- _EXERCISE_
Below are some records: retype them all exactly, but not the pictures.

.....

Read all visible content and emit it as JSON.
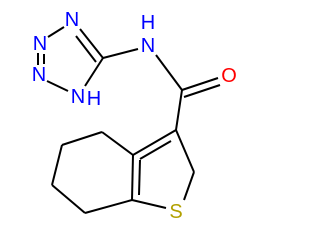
{
  "atoms": [
    {
      "label": "N"
    },
    {
      "label": "N"
    },
    {
      "label": "N"
    },
    {
      "label": "N"
    },
    {
      "label": "H"
    },
    {
      "label": "N"
    },
    {
      "label": "H"
    },
    {
      "label": "O"
    },
    {
      "label": "S"
    }
  ]
}
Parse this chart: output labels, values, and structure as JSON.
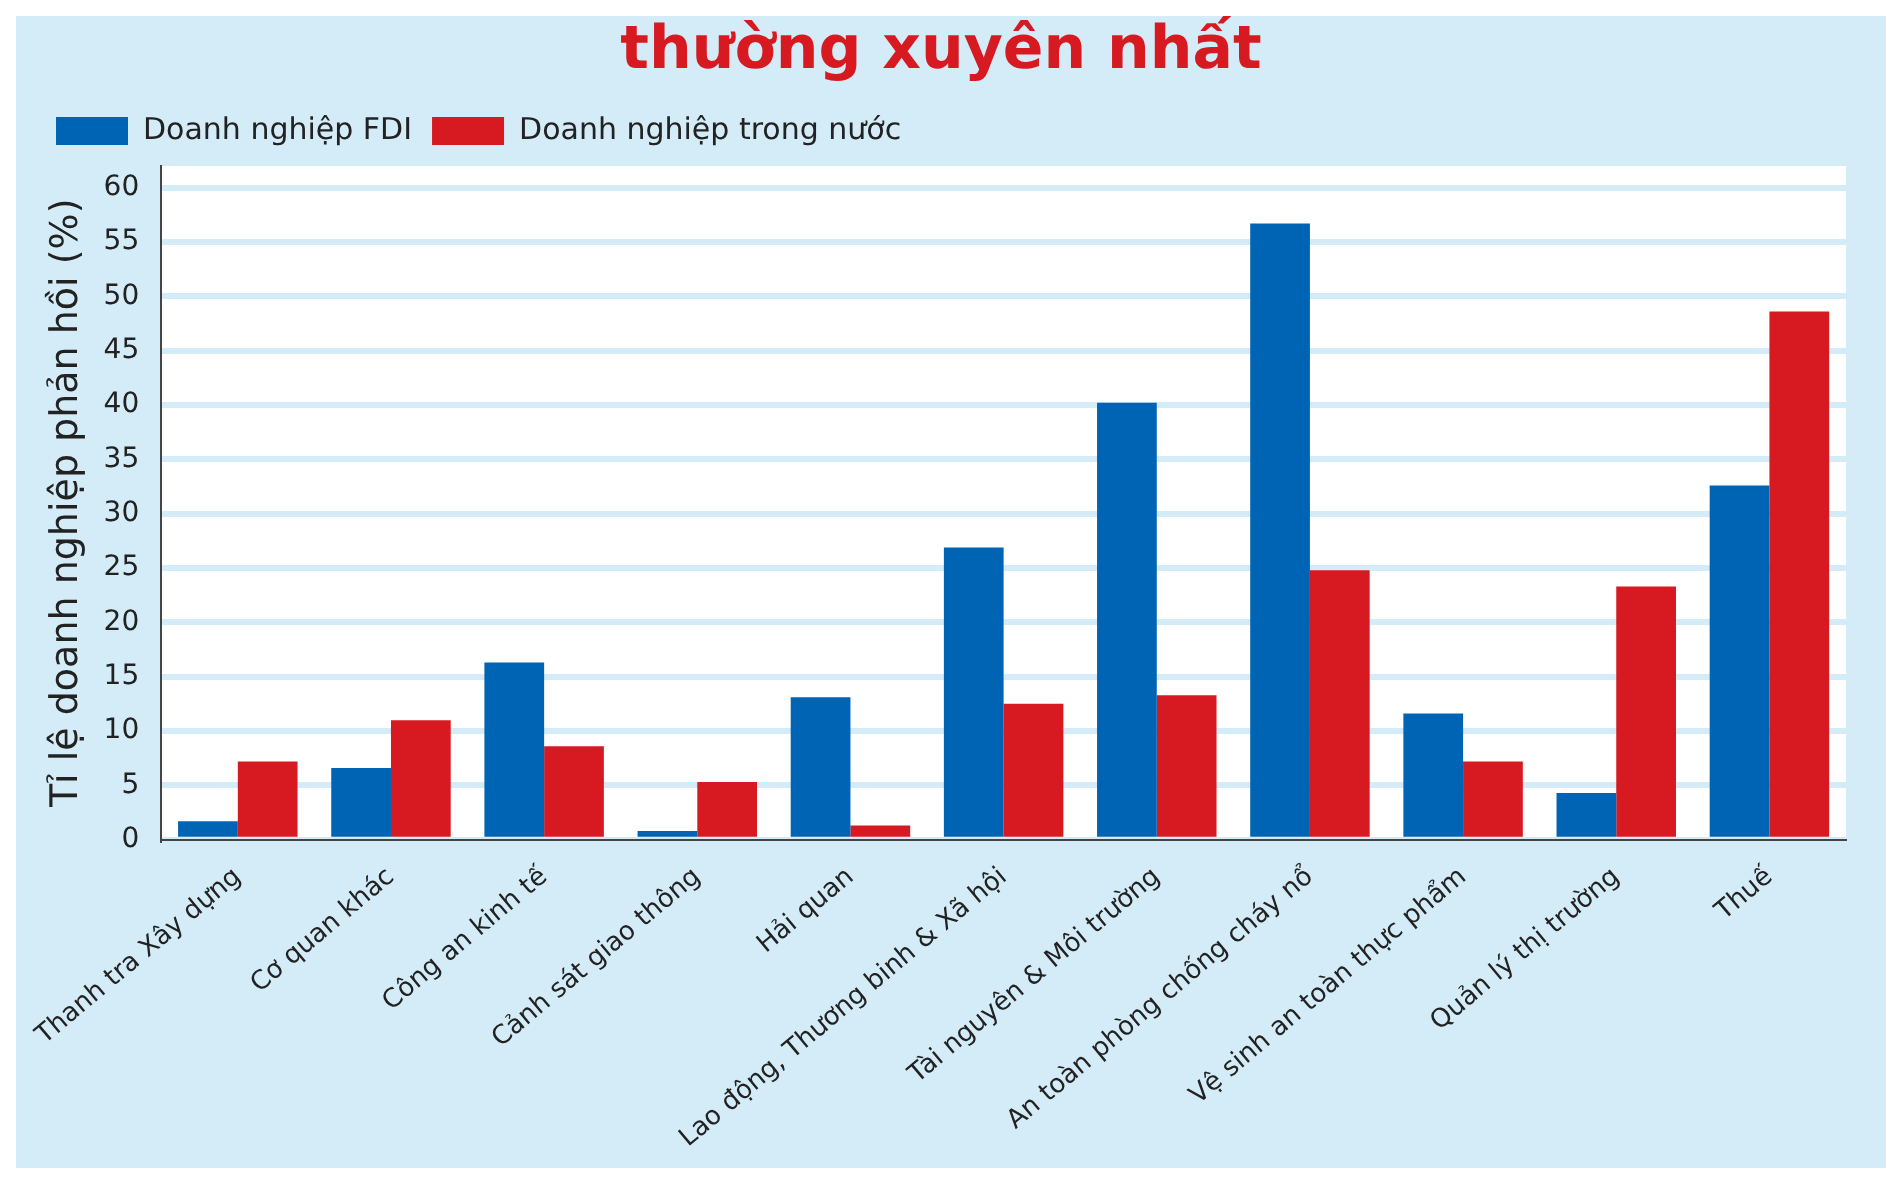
{
  "chart_data": {
    "type": "bar",
    "title": "thường xuyên nhất",
    "ylabel": "Tỉ lệ doanh nghiệp phản hồi (%)",
    "categories": [
      "Thanh tra Xây dựng",
      "Cơ quan khác",
      "Công an kinh tế",
      "Cảnh sát giao thông",
      "Hải quan",
      "Lao động, Thương binh & Xã hội",
      "Tài nguyên & Môi trường",
      "An toàn phòng chống cháy nổ",
      "Vệ sinh an toàn thực phẩm",
      "Quản lý thị trường",
      "Thuế"
    ],
    "series": [
      {
        "name": "Doanh nghiệp FDI",
        "color": "#0064b4",
        "values": [
          1.7,
          6.6,
          16.3,
          0.8,
          13.1,
          26.9,
          40.2,
          56.7,
          11.6,
          4.3,
          32.6
        ]
      },
      {
        "name": "Doanh nghiệp trong nước",
        "color": "#d71a21",
        "values": [
          7.2,
          11.0,
          8.6,
          5.3,
          1.3,
          12.5,
          13.3,
          24.8,
          7.2,
          23.3,
          48.6
        ]
      }
    ],
    "ylim": [
      0,
      62
    ],
    "yticks": [
      0,
      5,
      10,
      15,
      20,
      25,
      30,
      35,
      40,
      45,
      50,
      55,
      60
    ],
    "grid": "y",
    "legend": "top left"
  }
}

.....

- _RESPONSE_
Read all visible content and emit it as JSON.
{
  "atoms": [
    {
      "label": "N"
    },
    {
      "label": "N"
    },
    {
      "label": "N"
    },
    {
      "label": "N"
    },
    {
      "label": "H"
    },
    {
      "label": "N"
    },
    {
      "label": "H"
    },
    {
      "label": "O"
    },
    {
      "label": "S"
    }
  ]
}
Parse this chart: output labels, values, and structure as JSON.
{
  "chart_data": {
    "type": "bar",
    "title": "thường xuyên nhất",
    "ylabel": "Tỉ lệ doanh nghiệp phản hồi (%)",
    "categories": [
      "Thanh tra Xây dựng",
      "Cơ quan khác",
      "Công an kinh tế",
      "Cảnh sát giao thông",
      "Hải quan",
      "Lao động, Thương binh & Xã hội",
      "Tài nguyên & Môi trường",
      "An toàn phòng chống cháy nổ",
      "Vệ sinh an toàn thực phẩm",
      "Quản lý thị trường",
      "Thuế"
    ],
    "series": [
      {
        "name": "Doanh nghiệp FDI",
        "color": "#0064b4",
        "values": [
          1.7,
          6.6,
          16.3,
          0.8,
          13.1,
          26.9,
          40.2,
          56.7,
          11.6,
          4.3,
          32.6
        ]
      },
      {
        "name": "Doanh nghiệp trong nước",
        "color": "#d71a21",
        "values": [
          7.2,
          11.0,
          8.6,
          5.3,
          1.3,
          12.5,
          13.3,
          24.8,
          7.2,
          23.3,
          48.6
        ]
      }
    ],
    "ylim": [
      0,
      62
    ],
    "yticks": [
      0,
      5,
      10,
      15,
      20,
      25,
      30,
      35,
      40,
      45,
      50,
      55,
      60
    ],
    "grid": "y",
    "legend": "top left"
  }
}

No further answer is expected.